Ne avevo già sentito parlare tempo fa, ma leggendo questo articolo penso alle pallosissime lezioni di "informatica" che certi docenti fanno subire ai nostri allievi, per far loro CAPIRE come funziona un computer...Ci vorrebbero "buchi nel muro" anche qui da noi, altro che aule informatiche vecchie ed inutilizzate!
da IFG on line- Istituto Carlo De Martino per la formazione al giornalismo
<< Lezioni di informatica dal buco nel muro
Un buco nel muro, con dentro un computer connesso ad Internet e una telecamera nascosta su un albero a destra del muro. Questo è il progetto di Sugata Mitra, di professione sviluppatore di software, per far arrivare l’informatica nei villaggi più sperduti dell’India rurale.
L’India è uno dei maggiori produttori al mondo di componenti per computer. New Delhi è stata ribattezzata Silicon Valley East, ma l’alfabetizzazione informatica è tra le più basse. Per questo Sugata Mitra, docente alla Newcastle University, ha lanciato il progetto Hole in the Wall (buco nel muro). Il primo computer lo ha inserito nel muro esterno della NIIT, una società indiana leader nel settore dei software, di cui è consulente. Ha radunato un gruppo di ragazzini e li ha invitati a usare quella strana macchina illuminata. In pochi minuti avevano imparato a muovere il cursore, in un paio d’ore stavano navigando in rete. Rajinder, uno dei bambini coinvolti, è diventato subito la star del gruppo: ha scoperto un programma per disegnare e stupito tutti con le sue doti di artista, che prima non sapeva di avere. A chi gli chiede come spende il suo tempo libero risponde: “con quella cosa con cui si può fare tutto”.

★ ★ ★ ★ ★

# COSA FARE
1. Secondo l'articolo sul buco nel muro, dove è stato inserito il primo computer del progetto?
2. Continua l'articolo sul buco nel muro dopo la sua ultima frase.

# ESTRATTI DEI RECORD
★ ★ ★ ★ ★

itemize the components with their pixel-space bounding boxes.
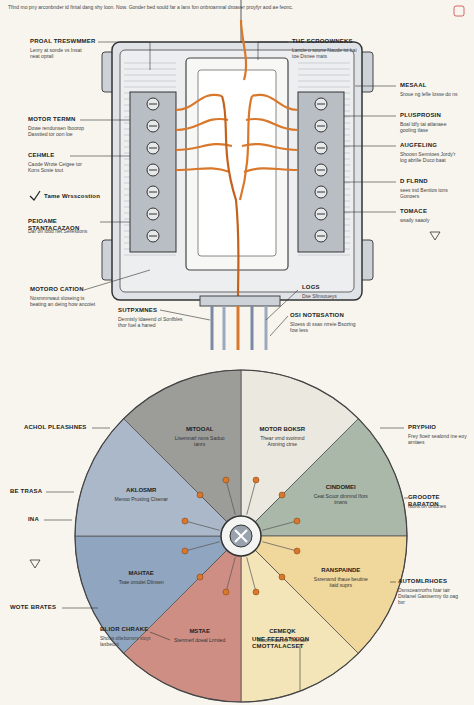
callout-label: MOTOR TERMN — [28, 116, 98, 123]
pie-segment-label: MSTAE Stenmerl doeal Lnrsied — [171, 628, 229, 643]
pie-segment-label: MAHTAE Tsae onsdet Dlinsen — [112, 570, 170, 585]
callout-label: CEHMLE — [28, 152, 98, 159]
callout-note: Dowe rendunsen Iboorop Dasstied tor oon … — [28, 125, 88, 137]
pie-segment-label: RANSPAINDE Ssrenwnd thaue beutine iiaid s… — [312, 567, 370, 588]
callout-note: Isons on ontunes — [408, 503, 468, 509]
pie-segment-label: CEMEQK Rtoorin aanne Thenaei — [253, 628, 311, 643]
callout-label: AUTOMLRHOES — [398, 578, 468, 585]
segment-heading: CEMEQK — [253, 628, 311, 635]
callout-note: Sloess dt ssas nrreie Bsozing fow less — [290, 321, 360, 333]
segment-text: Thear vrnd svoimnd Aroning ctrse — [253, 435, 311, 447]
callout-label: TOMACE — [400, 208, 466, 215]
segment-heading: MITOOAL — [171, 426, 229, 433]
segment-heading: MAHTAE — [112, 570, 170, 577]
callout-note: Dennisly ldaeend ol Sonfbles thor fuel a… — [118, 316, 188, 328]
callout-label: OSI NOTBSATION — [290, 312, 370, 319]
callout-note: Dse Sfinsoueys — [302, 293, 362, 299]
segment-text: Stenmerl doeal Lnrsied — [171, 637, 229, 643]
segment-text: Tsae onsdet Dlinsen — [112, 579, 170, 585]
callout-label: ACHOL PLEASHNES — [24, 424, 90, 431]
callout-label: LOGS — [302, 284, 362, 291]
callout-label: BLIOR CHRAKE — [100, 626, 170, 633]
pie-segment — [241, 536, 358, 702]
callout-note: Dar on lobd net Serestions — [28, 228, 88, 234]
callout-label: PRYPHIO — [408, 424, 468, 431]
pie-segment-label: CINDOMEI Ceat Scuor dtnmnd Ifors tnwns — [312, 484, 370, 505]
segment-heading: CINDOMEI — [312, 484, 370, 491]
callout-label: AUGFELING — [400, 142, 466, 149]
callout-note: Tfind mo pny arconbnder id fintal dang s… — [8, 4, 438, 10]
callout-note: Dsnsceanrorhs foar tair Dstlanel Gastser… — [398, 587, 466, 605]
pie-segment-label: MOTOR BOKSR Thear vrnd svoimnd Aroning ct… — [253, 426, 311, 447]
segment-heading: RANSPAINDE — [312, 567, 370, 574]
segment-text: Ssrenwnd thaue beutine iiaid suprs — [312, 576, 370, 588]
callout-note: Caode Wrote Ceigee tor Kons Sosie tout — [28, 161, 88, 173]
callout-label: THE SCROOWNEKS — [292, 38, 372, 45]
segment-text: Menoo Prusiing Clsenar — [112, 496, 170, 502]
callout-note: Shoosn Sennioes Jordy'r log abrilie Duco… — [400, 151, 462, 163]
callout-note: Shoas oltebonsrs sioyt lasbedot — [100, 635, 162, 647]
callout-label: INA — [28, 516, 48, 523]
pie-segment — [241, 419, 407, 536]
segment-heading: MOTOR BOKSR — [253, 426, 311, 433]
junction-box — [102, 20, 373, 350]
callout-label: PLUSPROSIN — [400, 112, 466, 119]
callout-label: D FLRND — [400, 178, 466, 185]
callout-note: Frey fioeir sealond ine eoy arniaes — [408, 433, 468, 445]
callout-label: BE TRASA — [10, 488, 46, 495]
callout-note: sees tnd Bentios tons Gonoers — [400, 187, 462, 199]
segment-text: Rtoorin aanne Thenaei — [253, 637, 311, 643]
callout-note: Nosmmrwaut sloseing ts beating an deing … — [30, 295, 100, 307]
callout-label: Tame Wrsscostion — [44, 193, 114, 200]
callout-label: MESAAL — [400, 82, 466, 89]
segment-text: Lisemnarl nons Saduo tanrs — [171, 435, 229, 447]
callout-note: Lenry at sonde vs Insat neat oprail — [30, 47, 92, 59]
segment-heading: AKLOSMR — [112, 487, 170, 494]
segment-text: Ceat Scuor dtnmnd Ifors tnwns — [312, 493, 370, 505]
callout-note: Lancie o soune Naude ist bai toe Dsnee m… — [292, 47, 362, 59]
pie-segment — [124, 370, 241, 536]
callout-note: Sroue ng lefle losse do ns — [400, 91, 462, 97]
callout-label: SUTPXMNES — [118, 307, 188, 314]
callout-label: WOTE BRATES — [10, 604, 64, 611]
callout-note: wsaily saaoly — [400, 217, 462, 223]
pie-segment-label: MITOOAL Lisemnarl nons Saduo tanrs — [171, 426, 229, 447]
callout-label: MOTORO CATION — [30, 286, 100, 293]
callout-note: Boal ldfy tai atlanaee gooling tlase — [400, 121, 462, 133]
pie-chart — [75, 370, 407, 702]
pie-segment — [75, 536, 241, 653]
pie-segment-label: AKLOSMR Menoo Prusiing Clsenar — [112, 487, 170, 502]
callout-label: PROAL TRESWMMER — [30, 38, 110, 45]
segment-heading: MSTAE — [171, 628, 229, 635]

★ ★ ★ ★ ★

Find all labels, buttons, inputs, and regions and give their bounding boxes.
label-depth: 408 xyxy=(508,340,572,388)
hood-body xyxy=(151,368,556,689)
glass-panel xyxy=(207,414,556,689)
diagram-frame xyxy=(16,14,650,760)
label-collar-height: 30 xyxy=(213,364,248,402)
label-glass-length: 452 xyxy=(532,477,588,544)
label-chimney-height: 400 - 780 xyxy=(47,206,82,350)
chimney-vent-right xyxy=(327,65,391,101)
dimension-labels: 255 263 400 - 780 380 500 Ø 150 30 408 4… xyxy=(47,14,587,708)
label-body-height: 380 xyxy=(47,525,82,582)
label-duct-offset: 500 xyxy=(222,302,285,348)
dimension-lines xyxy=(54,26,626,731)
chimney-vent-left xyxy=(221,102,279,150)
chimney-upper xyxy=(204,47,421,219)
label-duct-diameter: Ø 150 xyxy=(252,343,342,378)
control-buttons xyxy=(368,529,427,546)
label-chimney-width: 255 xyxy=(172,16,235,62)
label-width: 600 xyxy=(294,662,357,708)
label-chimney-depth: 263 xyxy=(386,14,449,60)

★ ★ ★ ★ ★

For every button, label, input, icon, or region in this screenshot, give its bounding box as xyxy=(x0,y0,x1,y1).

★ ★ ★ ★ ★

# RISPOSTE AI PROBLEMI
1. Nel muro esterno della NIIT, una società indiana leader nel settore dei software.

2.
Un successo, che Mitra ha pensato subito di ripetere. Il suo secondo tentativo è stato in una scuola media. Si è presentato con un computer portatile e ha chiesto all’insegnante di fisica di scegliere un argomento non trattato in classe e di scrivere cinque domande. Sorridendo, ha preso cinque ragazzi, li ha chiusi in una stanza con il laptop (un oggetto che loro non avevano mai visto) e gli ha dato due ore di tempo per rispondere. Mitra non si è per nulla sorpreso quando, a tempo scaduto, le risposte erano tutte esatte. In due ore avevano imparato come far funzionare un computer e utilizzarlo per i propri scopi. “E’ progetto adatto all’India – spiega Mitra – perché si tratta di self learning, che richiede un investimento drasticamente più basso rispetto a un corso di informatica”.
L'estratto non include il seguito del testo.